- [AUSGANGSTEXT]:
+===+

Auf die Banken rollt möglicherweise eine Klagewelle ihrer Kunden zu. Nach den Urteilen des Bundesgerichtshofs (BGH) zur Verjährung von Rückforderungen unzulässiger Kreditgebühren können auch ältere Verträge noch angegriffen werden. Laut dem Rechtsanwalt und Steuerberater Dr. Bernhard Bellinger könnten auch Betriebskredite von Apothekern unter diese Regelung fallen.
Diese Rechtsprechung gilt laut Bellinger zunächst nur für Verbraucherdarlehen, da es in den beiden BGH-Urteilen nur darum ging. Solche Kredite können überwiegend weder der gewerblichen noch der selbständigen beruflichen Tätigkeit zugerechnet werden. „Hierzu gehört auch das Darlehen für die private Immobilie, die also als Verbraucherkredit gilt, selbst wenn der Kreditnehmer Apotheker ist“, so Bellinger.
Ob die aktuellen BGH-Urteile auch für betriebliche Kredite anzuwenden sind, ist laut Bellinger noch offen. Er sieht dafür aber Anhaltspunkte: Der BGH habe die Unwirksamkeit der Standardgebühren in den Kreditverträgen über § 307 des Bürgerlichen Gesetzbuches begründet. Diese Vorschrift zur Inhaltskontrolle sei gegenüber Unternehmern „nicht gesperrt“, so Bellinger. „Daher müsste der BGH das Urteil eigentlich auch auf unternehmerische Kredite erstrecken“, so der Steuerberater.

+===+

- [AUFGABENSTELLUNG 1]:
Geben Sie den Text über die BGH-Urteile zu Kreditgebühren beginnend bei „Diese Rechtsprechung gilt“ und endend bei „so der Steuerberater.“ erneut wieder. Setzen Sie dabei „Darlehensnehmer“ an die Stelle von „Kreditnehmer“.
- [AUFGABENSTELLUNG 2]:
Schreiben Sie den Text über die BGH-Urteile zu Kreditgebühren im Anschluss an seinen letzten Satz weiter.

Einträge der Sammlung
+===+

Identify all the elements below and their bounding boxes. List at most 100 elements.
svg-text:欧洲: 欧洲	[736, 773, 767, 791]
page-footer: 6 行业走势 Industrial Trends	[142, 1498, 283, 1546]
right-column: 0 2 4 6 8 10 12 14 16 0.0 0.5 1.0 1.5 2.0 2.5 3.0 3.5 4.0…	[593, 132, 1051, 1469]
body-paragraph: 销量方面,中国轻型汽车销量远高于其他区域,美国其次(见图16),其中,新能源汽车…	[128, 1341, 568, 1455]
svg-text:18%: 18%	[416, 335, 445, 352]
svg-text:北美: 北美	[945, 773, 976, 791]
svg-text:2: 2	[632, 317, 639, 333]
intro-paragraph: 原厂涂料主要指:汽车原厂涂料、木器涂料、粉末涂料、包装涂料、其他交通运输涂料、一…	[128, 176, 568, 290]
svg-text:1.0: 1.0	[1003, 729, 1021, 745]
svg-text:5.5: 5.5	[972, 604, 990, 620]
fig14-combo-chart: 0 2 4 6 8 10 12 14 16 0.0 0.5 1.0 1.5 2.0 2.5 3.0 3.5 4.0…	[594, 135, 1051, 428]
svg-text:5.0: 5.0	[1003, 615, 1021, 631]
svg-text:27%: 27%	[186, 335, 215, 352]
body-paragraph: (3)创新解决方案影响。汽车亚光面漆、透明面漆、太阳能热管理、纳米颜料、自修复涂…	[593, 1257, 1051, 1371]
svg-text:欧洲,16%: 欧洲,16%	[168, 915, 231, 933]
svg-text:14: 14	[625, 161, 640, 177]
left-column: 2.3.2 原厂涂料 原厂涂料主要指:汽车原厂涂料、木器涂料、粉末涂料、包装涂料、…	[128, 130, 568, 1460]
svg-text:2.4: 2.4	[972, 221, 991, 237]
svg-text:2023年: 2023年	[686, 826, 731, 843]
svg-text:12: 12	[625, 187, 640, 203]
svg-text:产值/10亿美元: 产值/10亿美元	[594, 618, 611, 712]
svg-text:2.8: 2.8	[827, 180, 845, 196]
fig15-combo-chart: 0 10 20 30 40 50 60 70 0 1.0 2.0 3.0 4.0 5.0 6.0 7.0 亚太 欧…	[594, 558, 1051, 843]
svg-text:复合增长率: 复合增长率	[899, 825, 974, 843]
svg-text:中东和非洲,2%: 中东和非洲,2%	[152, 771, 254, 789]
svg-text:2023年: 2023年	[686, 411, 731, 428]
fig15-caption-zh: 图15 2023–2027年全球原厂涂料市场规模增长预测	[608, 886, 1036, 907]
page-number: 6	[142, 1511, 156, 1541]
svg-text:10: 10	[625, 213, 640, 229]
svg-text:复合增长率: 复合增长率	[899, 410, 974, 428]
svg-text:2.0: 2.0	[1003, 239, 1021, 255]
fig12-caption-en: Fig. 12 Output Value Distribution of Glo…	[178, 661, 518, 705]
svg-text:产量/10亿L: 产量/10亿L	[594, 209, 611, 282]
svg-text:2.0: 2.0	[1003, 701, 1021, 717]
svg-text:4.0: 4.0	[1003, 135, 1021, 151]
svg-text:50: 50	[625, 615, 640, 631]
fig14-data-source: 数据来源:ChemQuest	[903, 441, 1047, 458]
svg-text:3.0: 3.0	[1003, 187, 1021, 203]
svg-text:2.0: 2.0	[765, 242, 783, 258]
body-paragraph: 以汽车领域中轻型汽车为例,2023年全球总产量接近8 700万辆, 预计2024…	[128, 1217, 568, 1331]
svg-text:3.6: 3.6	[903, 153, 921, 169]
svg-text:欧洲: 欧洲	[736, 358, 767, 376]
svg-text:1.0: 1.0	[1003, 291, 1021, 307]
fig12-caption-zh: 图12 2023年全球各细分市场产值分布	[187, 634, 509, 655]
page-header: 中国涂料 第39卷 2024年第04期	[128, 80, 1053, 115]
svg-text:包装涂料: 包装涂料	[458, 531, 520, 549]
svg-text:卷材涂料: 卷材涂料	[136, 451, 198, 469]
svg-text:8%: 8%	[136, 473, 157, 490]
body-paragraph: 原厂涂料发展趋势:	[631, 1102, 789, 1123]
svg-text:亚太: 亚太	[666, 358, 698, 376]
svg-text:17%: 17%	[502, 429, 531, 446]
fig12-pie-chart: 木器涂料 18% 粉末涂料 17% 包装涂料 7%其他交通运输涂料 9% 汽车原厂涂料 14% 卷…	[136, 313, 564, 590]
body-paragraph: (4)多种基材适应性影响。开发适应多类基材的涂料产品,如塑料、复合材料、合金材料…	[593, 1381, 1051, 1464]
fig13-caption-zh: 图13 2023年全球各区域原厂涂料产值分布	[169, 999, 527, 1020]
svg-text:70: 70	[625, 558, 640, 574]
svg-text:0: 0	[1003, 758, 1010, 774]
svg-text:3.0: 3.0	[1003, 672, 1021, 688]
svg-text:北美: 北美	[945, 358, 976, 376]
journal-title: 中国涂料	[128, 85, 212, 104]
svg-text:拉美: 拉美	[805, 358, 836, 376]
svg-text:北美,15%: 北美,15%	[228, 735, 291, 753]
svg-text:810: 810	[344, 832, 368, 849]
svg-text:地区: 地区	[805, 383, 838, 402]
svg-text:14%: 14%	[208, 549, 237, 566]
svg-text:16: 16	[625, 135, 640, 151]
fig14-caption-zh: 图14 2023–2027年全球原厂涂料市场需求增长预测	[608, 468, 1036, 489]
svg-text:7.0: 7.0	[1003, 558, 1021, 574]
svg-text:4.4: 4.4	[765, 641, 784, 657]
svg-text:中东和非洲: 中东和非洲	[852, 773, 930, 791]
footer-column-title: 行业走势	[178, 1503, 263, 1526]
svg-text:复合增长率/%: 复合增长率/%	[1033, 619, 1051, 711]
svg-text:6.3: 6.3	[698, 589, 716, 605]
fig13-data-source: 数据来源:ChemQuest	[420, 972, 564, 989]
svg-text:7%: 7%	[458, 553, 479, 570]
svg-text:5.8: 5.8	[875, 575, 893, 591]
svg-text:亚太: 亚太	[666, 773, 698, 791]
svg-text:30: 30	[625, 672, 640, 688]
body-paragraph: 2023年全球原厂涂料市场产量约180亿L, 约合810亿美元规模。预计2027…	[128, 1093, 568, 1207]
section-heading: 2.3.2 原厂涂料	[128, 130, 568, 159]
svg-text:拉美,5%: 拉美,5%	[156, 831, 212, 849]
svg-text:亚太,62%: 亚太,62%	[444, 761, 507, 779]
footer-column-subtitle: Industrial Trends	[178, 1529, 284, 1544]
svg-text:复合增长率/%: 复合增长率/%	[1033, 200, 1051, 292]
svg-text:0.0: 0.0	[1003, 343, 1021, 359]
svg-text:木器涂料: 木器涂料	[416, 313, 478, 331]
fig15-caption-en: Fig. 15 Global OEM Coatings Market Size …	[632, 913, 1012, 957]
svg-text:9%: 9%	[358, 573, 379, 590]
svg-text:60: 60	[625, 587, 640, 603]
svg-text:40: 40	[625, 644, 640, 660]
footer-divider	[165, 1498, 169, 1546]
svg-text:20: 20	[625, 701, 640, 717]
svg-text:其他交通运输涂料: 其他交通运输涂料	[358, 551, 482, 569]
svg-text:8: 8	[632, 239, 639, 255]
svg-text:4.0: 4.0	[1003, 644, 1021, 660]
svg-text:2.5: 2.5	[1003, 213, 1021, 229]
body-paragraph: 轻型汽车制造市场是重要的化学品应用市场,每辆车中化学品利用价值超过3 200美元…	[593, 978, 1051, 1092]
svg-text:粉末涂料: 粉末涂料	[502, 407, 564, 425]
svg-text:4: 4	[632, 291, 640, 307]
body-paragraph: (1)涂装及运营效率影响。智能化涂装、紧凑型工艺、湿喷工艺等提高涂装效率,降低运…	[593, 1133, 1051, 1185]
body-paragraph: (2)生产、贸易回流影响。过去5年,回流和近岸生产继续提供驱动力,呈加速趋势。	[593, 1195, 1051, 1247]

+===+

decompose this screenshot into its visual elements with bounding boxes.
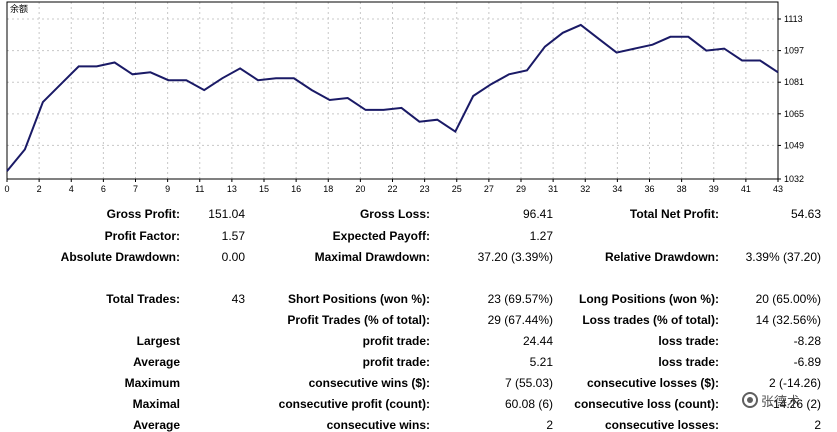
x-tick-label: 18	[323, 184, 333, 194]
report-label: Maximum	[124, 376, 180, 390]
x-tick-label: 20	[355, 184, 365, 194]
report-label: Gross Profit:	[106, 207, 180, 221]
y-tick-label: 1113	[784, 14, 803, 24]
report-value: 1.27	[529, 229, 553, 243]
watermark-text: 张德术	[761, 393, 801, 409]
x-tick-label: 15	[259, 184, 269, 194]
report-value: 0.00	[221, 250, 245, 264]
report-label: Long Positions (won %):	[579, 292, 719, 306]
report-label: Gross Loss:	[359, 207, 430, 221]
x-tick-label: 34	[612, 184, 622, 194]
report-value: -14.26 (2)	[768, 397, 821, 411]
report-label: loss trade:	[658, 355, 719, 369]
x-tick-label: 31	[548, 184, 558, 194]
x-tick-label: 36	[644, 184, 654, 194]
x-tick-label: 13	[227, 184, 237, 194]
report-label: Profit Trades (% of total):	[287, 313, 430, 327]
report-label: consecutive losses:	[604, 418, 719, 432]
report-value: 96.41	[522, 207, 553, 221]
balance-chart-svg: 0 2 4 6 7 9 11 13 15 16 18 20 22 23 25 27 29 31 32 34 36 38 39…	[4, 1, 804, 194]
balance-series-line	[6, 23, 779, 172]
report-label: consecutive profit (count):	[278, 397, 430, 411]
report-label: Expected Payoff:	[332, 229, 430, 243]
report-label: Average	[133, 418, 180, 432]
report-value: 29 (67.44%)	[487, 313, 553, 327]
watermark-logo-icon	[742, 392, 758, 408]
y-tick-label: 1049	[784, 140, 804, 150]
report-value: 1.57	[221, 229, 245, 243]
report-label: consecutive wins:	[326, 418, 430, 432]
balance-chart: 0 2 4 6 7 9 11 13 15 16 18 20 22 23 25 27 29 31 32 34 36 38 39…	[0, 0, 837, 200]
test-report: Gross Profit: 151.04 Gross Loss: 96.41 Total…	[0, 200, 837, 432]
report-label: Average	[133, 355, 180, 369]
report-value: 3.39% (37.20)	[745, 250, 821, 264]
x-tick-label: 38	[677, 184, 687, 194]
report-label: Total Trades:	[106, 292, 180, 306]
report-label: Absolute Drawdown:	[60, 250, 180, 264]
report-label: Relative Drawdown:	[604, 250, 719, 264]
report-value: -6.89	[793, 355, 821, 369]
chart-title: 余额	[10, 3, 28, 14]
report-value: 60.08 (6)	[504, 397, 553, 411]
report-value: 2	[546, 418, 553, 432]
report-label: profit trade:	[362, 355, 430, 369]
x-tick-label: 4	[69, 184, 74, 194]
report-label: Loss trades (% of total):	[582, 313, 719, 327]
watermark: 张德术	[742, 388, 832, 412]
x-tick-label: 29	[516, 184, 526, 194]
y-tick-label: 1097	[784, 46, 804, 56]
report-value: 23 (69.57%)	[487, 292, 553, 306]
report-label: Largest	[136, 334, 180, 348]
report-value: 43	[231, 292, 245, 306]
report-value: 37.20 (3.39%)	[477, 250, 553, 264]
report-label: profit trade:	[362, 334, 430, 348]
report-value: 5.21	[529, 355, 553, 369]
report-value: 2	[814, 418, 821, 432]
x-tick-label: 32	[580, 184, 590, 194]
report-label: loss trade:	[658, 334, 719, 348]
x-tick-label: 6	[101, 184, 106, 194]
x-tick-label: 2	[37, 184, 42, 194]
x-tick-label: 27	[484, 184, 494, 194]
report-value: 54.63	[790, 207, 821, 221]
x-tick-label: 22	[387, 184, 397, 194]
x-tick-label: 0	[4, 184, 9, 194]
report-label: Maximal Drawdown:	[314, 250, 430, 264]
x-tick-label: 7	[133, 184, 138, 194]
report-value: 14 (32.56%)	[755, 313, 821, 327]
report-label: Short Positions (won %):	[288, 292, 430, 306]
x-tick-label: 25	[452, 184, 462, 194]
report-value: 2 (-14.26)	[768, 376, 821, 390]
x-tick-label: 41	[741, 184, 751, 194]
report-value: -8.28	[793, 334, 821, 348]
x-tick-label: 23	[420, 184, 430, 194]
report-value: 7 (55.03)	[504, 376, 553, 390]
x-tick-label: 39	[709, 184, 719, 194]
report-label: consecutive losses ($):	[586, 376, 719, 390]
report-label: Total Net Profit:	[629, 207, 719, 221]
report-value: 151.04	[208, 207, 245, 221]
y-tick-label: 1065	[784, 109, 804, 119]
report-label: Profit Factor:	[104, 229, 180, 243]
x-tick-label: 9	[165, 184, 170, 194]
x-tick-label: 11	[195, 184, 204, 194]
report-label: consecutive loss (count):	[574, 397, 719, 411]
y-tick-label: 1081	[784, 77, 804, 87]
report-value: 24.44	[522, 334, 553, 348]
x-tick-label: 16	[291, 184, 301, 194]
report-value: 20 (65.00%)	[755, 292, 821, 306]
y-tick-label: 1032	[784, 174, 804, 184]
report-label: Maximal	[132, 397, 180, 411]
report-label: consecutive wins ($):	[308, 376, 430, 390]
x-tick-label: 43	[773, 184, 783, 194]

+===+

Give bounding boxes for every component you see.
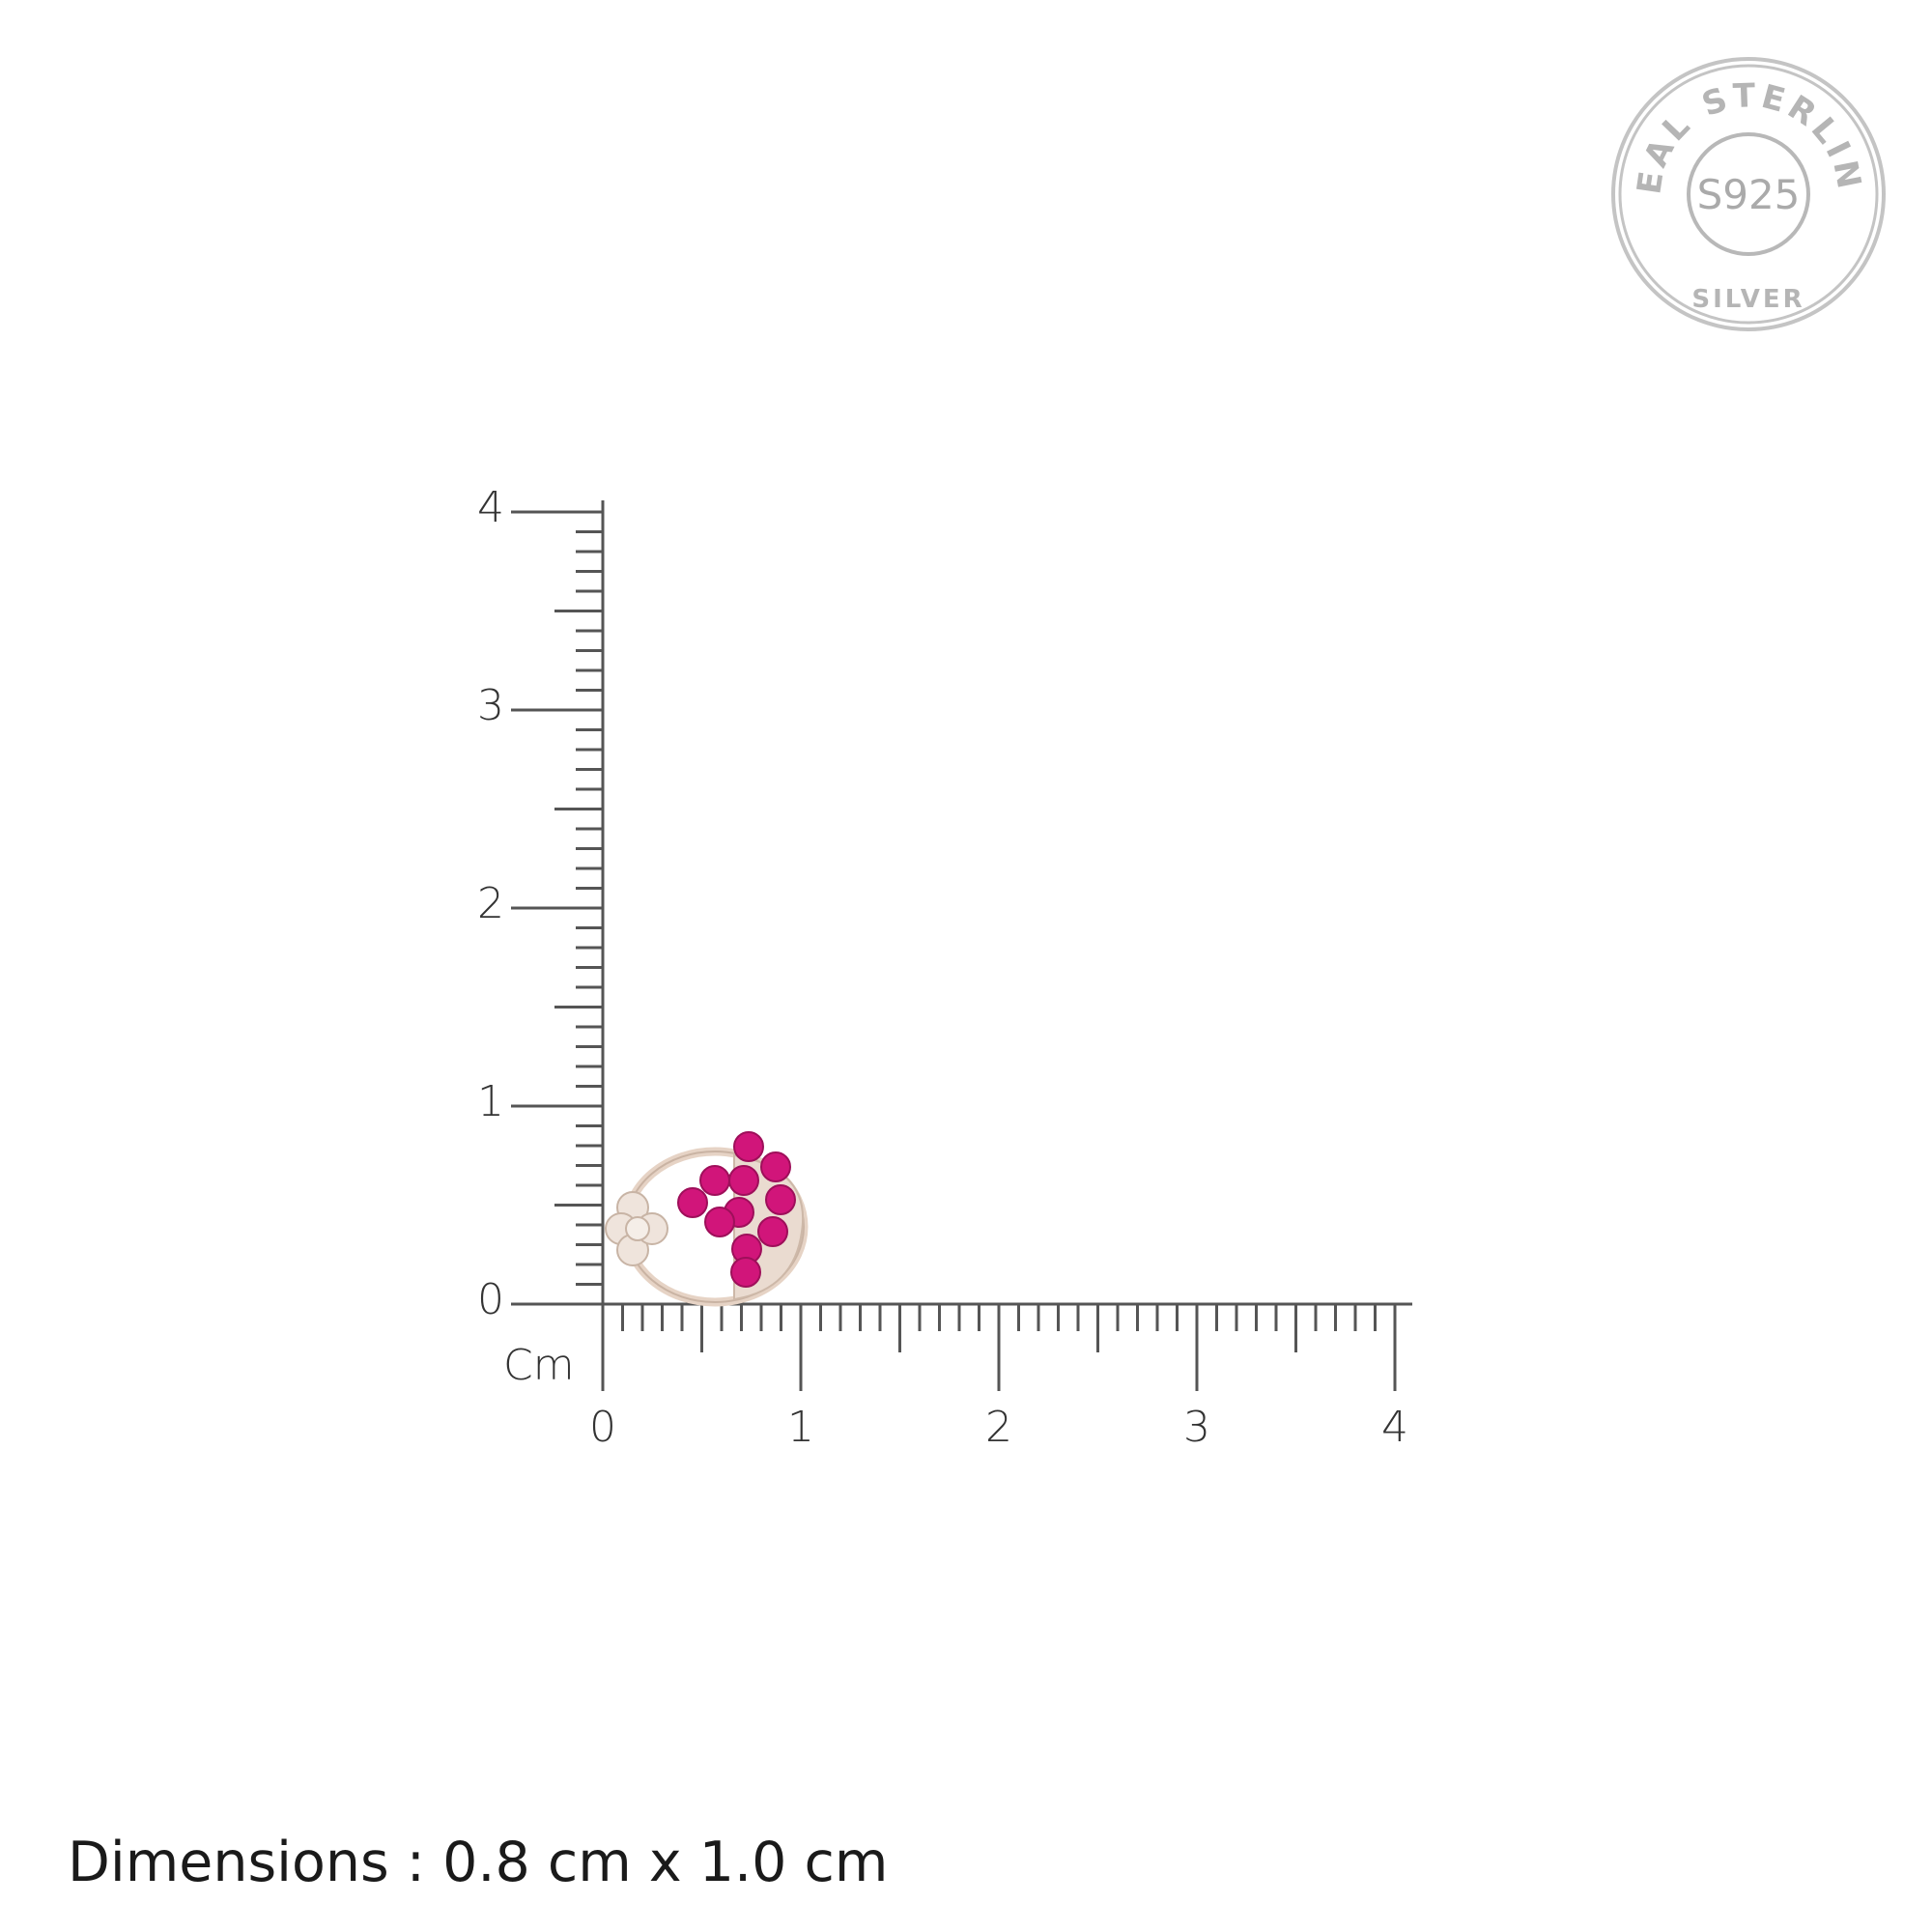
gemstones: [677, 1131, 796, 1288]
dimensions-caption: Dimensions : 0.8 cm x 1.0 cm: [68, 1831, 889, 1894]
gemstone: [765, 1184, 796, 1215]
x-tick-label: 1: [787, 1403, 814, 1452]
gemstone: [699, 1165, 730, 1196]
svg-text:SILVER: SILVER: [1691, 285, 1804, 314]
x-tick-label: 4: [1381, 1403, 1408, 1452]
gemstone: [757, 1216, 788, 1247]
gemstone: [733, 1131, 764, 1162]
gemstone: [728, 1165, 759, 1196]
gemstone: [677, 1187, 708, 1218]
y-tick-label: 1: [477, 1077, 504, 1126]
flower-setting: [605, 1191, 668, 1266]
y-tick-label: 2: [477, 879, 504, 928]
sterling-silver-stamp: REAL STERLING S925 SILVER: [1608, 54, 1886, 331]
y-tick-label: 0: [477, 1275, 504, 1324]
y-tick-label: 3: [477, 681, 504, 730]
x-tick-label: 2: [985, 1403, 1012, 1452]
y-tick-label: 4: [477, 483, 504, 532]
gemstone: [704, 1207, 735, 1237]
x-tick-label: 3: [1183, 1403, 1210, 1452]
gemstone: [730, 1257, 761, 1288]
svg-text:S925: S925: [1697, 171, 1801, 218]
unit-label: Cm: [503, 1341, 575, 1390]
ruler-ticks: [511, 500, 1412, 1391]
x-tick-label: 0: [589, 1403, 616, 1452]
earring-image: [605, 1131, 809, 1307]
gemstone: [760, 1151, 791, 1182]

+===+

- [LÖSUNG 1]:
Diese Rechtsprechung gilt laut Bellinger zunächst nur für Verbraucherdarlehen, da es in den beiden BGH-Urteilen nur darum ging. Solche Kredite können überwiegend weder der gewerblichen noch der selbständigen beruflichen Tätigkeit zugerechnet werden. „Hierzu gehört auch das Darlehen für die private Immobilie, die also als Verbraucherkredit gilt, selbst wenn der Darlehensnehmer Apotheker ist“, so Bellinger.
Ob die aktuellen BGH-Urteile auch für betriebliche Kredite anzuwenden sind, ist laut Bellinger noch offen. Er sieht dafür aber Anhaltspunkte: Der BGH habe die Unwirksamkeit der Standardgebühren in den Kreditverträgen über § 307 des Bürgerlichen Gesetzbuches begründet. Diese Vorschrift zur Inhaltskontrolle sei gegenüber Unternehmern „nicht gesperrt“, so Bellinger. „Daher müsste der BGH das Urteil eigentlich auch auf unternehmerische Kredite erstrecken“, so der Steuerberater.

- [LÖSUNG 2]:
Er rät Apothekern, sofort die Kreditunterlagen herauszusuchen und sich an die Bank zu wenden. Reagiert diese nicht oder verweigert die Zahlung, sollten die Kreditnehmer klagen. Angesichts der Vielzahl der erwarteten Fälle könnte es Bellinger zufolge allerdings schwierig werden, kurzfristig einen Anwalt zu finden.
Denn die Zeit drängt: Der BGH hat den Beginn der kenntnisabhängigen Verjährung – aufgrund der zuvor unklaren Rechtslage – auf das Ende des Jahres 2011 terminiert. Bankkunden müssen daher bis zum Jahresende die dreijährige Verjährungsfrist unterbrechen.
Über die absolute Verjährung von zehn Jahren können dann noch Kreditgebühren angegriffen werden, die 2004 abgeschlossen wurden; allerdings gilt diese Frist auf den Stichtag genau. Ab 2015 können dagegen nur noch Kreditgebühren moniert werden, die nach 2011 von den Banken zu Unrecht erhoben wurden.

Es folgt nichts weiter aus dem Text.